__PROBLEM REQUIREMENTS__. Copy out all the records exactly.

__DATASET ROWS__.

^^^^^^^^^^^^^^^^

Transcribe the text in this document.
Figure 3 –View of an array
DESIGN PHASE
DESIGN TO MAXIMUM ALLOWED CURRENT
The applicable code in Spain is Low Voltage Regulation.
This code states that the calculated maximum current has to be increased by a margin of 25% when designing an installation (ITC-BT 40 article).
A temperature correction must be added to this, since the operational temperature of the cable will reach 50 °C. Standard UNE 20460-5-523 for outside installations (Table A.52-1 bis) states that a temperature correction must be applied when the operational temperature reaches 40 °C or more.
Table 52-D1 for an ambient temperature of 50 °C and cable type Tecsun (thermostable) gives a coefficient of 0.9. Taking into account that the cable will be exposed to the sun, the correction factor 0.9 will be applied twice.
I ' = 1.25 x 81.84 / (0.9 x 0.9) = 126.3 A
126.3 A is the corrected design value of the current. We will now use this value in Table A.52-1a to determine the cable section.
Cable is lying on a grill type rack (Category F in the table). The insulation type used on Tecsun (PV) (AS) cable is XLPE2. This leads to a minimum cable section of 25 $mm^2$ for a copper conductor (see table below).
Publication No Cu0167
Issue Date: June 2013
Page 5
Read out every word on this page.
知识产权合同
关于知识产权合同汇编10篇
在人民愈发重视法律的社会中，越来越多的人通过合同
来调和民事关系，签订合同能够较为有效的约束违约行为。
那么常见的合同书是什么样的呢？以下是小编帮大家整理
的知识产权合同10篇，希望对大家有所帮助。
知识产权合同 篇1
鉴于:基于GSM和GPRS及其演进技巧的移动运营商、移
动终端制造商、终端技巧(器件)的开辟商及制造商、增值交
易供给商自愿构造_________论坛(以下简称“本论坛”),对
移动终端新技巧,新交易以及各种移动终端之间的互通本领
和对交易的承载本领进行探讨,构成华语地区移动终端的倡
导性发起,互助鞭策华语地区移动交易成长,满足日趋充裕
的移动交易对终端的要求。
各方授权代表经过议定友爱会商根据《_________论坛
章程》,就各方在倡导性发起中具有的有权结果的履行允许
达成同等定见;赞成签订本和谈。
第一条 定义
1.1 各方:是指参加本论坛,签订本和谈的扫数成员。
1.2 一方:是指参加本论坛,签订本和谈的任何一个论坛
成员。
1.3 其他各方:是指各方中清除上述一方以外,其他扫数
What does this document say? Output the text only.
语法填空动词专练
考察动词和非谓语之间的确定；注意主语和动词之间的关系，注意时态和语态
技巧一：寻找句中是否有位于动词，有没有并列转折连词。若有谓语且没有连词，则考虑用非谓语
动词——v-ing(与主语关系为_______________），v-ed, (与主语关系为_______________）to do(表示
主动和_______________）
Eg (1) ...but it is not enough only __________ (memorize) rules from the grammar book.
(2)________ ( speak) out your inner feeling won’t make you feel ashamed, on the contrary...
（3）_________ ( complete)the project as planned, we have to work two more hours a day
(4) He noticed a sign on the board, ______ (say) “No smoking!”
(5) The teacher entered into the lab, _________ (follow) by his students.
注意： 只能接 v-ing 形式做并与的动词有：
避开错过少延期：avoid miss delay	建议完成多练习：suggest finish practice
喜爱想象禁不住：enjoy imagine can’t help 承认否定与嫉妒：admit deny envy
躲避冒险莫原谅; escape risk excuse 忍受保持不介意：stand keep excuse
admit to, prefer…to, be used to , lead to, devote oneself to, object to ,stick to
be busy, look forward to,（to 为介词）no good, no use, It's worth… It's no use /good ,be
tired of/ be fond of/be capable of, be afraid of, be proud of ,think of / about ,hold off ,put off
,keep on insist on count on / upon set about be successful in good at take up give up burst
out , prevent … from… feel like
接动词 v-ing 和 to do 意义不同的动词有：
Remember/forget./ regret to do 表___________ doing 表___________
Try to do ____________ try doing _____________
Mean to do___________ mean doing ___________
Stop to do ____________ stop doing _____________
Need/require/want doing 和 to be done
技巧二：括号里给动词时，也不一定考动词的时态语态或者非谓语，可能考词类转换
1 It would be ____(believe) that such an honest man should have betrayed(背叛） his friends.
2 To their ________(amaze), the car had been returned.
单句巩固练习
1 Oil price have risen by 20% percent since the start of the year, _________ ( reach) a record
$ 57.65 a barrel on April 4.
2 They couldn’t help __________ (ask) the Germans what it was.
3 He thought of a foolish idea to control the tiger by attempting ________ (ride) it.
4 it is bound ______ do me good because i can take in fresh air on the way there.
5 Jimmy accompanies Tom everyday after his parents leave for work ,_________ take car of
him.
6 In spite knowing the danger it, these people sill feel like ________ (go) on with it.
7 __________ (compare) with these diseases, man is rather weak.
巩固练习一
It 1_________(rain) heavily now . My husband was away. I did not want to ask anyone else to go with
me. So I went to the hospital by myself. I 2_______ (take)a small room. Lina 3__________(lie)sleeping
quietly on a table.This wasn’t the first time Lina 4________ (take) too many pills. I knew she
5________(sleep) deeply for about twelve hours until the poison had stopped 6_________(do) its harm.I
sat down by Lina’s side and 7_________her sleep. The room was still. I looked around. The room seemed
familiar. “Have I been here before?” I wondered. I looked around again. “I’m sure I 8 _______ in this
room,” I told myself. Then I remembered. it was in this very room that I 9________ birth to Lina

^^^^^^^^^^^^^^^^

__TASK RESULT__.
Transcribe the text in this document.
Figure 3 –View of an array
DESIGN PHASE
DESIGN TO MAXIMUM ALLOWED CURRENT
The applicable code in Spain is Low Voltage Regulation.
This code states that the calculated maximum current has to be increased by a margin of 25% when designing an installation (ITC-BT 40 article).
A temperature correction must be added to this, since the operational temperature of the cable will reach 50 °C. Standard UNE 20460-5-523 for outside installations (Table A.52-1 bis) states that a temperature correction must be applied when the operational temperature reaches 40 °C or more.
Table 52-D1 for an ambient temperature of 50 °C and cable type Tecsun (thermostable) gives a coefficient of 0.9. Taking into account that the cable will be exposed to the sun, the correction factor 0.9 will be applied twice.
I ' = 1.25 x 81.84 / (0.9 x 0.9) = 126.3 A
126.3 A is the corrected design value of the current. We will now use this value in Table A.52-1a to determine the cable section.
Cable is lying on a grill type rack (Category F in the table). The insulation type used on Tecsun (PV) (AS) cable is XLPE2. This leads to a minimum cable section of 25 $mm^2$ for a copper conductor (see table below).
Publication No Cu0167
Issue Date: June 2013
Page 5
Read out every word on this page.
知识产权合同
关于知识产权合同汇编10篇
在人民愈发重视法律的社会中，越来越多的人通过合同
来调和民事关系，签订合同能够较为有效的约束违约行为。
那么常见的合同书是什么样的呢？以下是小编帮大家整理
的知识产权合同10篇，希望对大家有所帮助。
知识产权合同 篇1
鉴于:基于GSM和GPRS及其演进技巧的移动运营商、移
动终端制造商、终端技巧(器件)的开辟商及制造商、增值交
易供给商自愿构造_________论坛(以下简称“本论坛”),对
移动终端新技巧,新交易以及各种移动终端之间的互通本领
和对交易的承载本领进行探讨,构成华语地区移动终端的倡
导性发起,互助鞭策华语地区移动交易成长,满足日趋充裕
的移动交易对终端的要求。
各方授权代表经过议定友爱会商根据《_________论坛
章程》,就各方在倡导性发起中具有的有权结果的履行允许
达成同等定见;赞成签订本和谈。
第一条 定义
1.1 各方:是指参加本论坛,签订本和谈的扫数成员。
1.2 一方:是指参加本论坛,签订本和谈的任何一个论坛
成员。
1.3 其他各方:是指各方中清除上述一方以外,其他扫数
What does this document say? Output the text only.
语法填空动词专练
考察动词和非谓语之间的确定；注意主语和动词之间的关系，注意时态和语态
技巧一：寻找句中是否有位于动词，有没有并列转折连词。若有谓语且没有连词，则考虑用非谓语
动词——v-ing(与主语关系为_______________），v-ed, (与主语关系为_______________）to do(表示
主动和_______________）
Eg (1) ...but it is not enough only __________ (memorize) rules from the grammar book.
(2)________ ( speak) out your inner feeling won’t make you feel ashamed, on the contrary...
（3）_________ ( complete)the project as planned, we have to work two more hours a day
(4) He noticed a sign on the board, ______ (say) “No smoking!”
(5) The teacher entered into the lab, _________ (follow) by his students.
注意： 只能接 v-ing 形式做并与的动词有：
避开错过少延期：avoid miss delay	建议完成多练习：suggest finish practice
喜爱想象禁不住：enjoy imagine can’t help 承认否定与嫉妒：admit deny envy
躲避冒险莫原谅; escape risk excuse 忍受保持不介意：stand keep excuse
admit to, prefer…to, be used to , lead to, devote oneself to, object to ,stick to
be busy, look forward to,（to 为介词）no good, no use, It's worth… It's no use /good ,be
tired of/ be fond of/be capable of, be afraid of, be proud of ,think of / about ,hold off ,put off
,keep on insist on count on / upon set about be successful in good at take up give up burst
out , prevent … from… feel like
接动词 v-ing 和 to do 意义不同的动词有：
Remember/forget./ regret to do 表___________ doing 表___________
Try to do ____________ try doing _____________
Mean to do___________ mean doing ___________
Stop to do ____________ stop doing _____________
Need/require/want doing 和 to be done
技巧二：括号里给动词时，也不一定考动词的时态语态或者非谓语，可能考词类转换
1 It would be ____(believe) that such an honest man should have betrayed(背叛） his friends.
2 To their ________(amaze), the car had been returned.
单句巩固练习
1 Oil price have risen by 20% percent since the start of the year, _________ ( reach) a record
$ 57.65 a barrel on April 4.
2 They couldn’t help __________ (ask) the Germans what it was.
3 He thought of a foolish idea to control the tiger by attempting ________ (ride) it.
4 it is bound ______ do me good because i can take in fresh air on the way there.
5 Jimmy accompanies Tom everyday after his parents leave for work ,_________ take car of
him.
6 In spite knowing the danger it, these people sill feel like ________ (go) on with it.
7 __________ (compare) with these diseases, man is rather weak.
巩固练习一
It 1_________(rain) heavily now . My husband was away. I did not want to ask anyone else to go with
me. So I went to the hospital by myself. I 2_______ (take)a small room. Lina 3__________(lie)sleeping
quietly on a table.This wasn’t the first time Lina 4________ (take) too many pills. I knew she
5________(sleep) deeply for about twelve hours until the poison had stopped 6_________(do) its harm.I
sat down by Lina’s side and 7_________her sleep. The room was still. I looked around. The room seemed
familiar. “Have I been here before?” I wondered. I looked around again. “I’m sure I 8 _______ in this
room,” I told myself. Then I remembered. it was in this very room that I 9________ birth to Lina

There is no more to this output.